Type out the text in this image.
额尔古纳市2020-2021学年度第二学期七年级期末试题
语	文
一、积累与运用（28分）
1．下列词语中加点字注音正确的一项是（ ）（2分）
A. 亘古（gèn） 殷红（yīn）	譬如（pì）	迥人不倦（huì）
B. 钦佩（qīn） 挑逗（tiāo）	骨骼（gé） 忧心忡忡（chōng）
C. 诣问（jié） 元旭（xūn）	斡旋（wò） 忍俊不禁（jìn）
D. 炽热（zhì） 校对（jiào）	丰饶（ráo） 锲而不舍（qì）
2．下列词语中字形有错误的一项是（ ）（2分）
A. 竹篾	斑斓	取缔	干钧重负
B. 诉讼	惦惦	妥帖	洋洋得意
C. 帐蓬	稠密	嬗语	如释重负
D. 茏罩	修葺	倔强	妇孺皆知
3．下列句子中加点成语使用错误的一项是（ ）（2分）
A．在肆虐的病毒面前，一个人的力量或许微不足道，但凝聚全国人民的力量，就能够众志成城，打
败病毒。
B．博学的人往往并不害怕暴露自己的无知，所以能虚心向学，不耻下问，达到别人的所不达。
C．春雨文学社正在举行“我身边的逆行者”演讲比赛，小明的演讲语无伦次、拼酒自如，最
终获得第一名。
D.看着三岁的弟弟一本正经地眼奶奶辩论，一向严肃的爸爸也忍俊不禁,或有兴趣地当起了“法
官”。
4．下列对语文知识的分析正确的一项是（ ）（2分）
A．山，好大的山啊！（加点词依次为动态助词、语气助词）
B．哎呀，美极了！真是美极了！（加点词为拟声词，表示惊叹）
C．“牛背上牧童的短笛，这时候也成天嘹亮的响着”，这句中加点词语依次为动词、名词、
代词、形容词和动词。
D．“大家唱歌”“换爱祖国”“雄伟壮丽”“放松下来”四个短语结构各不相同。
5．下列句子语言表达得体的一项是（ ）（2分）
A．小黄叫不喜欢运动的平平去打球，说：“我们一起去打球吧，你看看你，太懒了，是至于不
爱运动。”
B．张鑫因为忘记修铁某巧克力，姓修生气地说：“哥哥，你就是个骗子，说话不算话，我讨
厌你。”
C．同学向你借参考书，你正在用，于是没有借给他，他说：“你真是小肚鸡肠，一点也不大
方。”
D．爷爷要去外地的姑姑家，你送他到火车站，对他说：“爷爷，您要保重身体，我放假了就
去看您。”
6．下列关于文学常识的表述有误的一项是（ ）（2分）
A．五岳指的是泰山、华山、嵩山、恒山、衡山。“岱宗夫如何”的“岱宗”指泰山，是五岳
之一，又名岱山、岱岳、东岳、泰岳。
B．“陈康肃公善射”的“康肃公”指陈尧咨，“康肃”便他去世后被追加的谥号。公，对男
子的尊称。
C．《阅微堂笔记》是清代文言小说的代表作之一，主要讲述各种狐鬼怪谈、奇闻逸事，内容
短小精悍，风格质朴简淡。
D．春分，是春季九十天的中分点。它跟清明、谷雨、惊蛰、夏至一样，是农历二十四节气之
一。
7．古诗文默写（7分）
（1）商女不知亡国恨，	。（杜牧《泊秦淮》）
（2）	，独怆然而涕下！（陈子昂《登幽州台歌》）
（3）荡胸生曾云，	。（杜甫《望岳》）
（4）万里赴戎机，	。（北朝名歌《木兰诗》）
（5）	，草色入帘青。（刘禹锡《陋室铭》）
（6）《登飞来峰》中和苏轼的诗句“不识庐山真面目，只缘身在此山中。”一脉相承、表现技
***
DO THIS
Retype all of the material, keeping each line exact.

COMPLETED EXERCISE
Type out the text in this image.
额尔古纳市2020-2021学年度第二学期七年级期末试题
语	文
一、积累与运用（28分）
1．下列词语中加点字注音正确的一项是（ ）（2分）
A. 亘古（gèn） 殷红（yīn）	譬如（pì）	迥人不倦（huì）
B. 钦佩（qīn） 挑逗（tiāo）	骨骼（gé） 忧心忡忡（chōng）
C. 诣问（jié） 元旭（xūn）	斡旋（wò） 忍俊不禁（jìn）
D. 炽热（zhì） 校对（jiào）	丰饶（ráo） 锲而不舍（qì）
2．下列词语中字形有错误的一项是（ ）（2分）
A. 竹篾	斑斓	取缔	干钧重负
B. 诉讼	惦惦	妥帖	洋洋得意
C. 帐蓬	稠密	嬗语	如释重负
D. 茏罩	修葺	倔强	妇孺皆知
3．下列句子中加点成语使用错误的一项是（ ）（2分）
A．在肆虐的病毒面前，一个人的力量或许微不足道，但凝聚全国人民的力量，就能够众志成城，打
败病毒。
B．博学的人往往并不害怕暴露自己的无知，所以能虚心向学，不耻下问，达到别人的所不达。
C．春雨文学社正在举行“我身边的逆行者”演讲比赛，小明的演讲语无伦次、拼酒自如，最
终获得第一名。
D.看着三岁的弟弟一本正经地眼奶奶辩论，一向严肃的爸爸也忍俊不禁,或有兴趣地当起了“法
官”。
4．下列对语文知识的分析正确的一项是（ ）（2分）
A．山，好大的山啊！（加点词依次为动态助词、语气助词）
B．哎呀，美极了！真是美极了！（加点词为拟声词，表示惊叹）
C．“牛背上牧童的短笛，这时候也成天嘹亮的响着”，这句中加点词语依次为动词、名词、
代词、形容词和动词。
D．“大家唱歌”“换爱祖国”“雄伟壮丽”“放松下来”四个短语结构各不相同。
5．下列句子语言表达得体的一项是（ ）（2分）
A．小黄叫不喜欢运动的平平去打球，说：“我们一起去打球吧，你看看你，太懒了，是至于不
爱运动。”
B．张鑫因为忘记修铁某巧克力，姓修生气地说：“哥哥，你就是个骗子，说话不算话，我讨
厌你。”
C．同学向你借参考书，你正在用，于是没有借给他，他说：“你真是小肚鸡肠，一点也不大
方。”
D．爷爷要去外地的姑姑家，你送他到火车站，对他说：“爷爷，您要保重身体，我放假了就
去看您。”
6．下列关于文学常识的表述有误的一项是（ ）（2分）
A．五岳指的是泰山、华山、嵩山、恒山、衡山。“岱宗夫如何”的“岱宗”指泰山，是五岳
之一，又名岱山、岱岳、东岳、泰岳。
B．“陈康肃公善射”的“康肃公”指陈尧咨，“康肃”便他去世后被追加的谥号。公，对男
子的尊称。
C．《阅微堂笔记》是清代文言小说的代表作之一，主要讲述各种狐鬼怪谈、奇闻逸事，内容
短小精悍，风格质朴简淡。
D．春分，是春季九十天的中分点。它跟清明、谷雨、惊蛰、夏至一样，是农历二十四节气之
一。
7．古诗文默写（7分）
（1）商女不知亡国恨，	。（杜牧《泊秦淮》）
（2）	，独怆然而涕下！（陈子昂《登幽州台歌》）
（3）荡胸生曾云，	。（杜甫《望岳》）
（4）万里赴戎机，	。（北朝名歌《木兰诗》）
（5）	，草色入帘青。（刘禹锡《陋室铭》）
（6）《登飞来峰》中和苏轼的诗句“不识庐山真面目，只缘身在此山中。”一脉相承、表现技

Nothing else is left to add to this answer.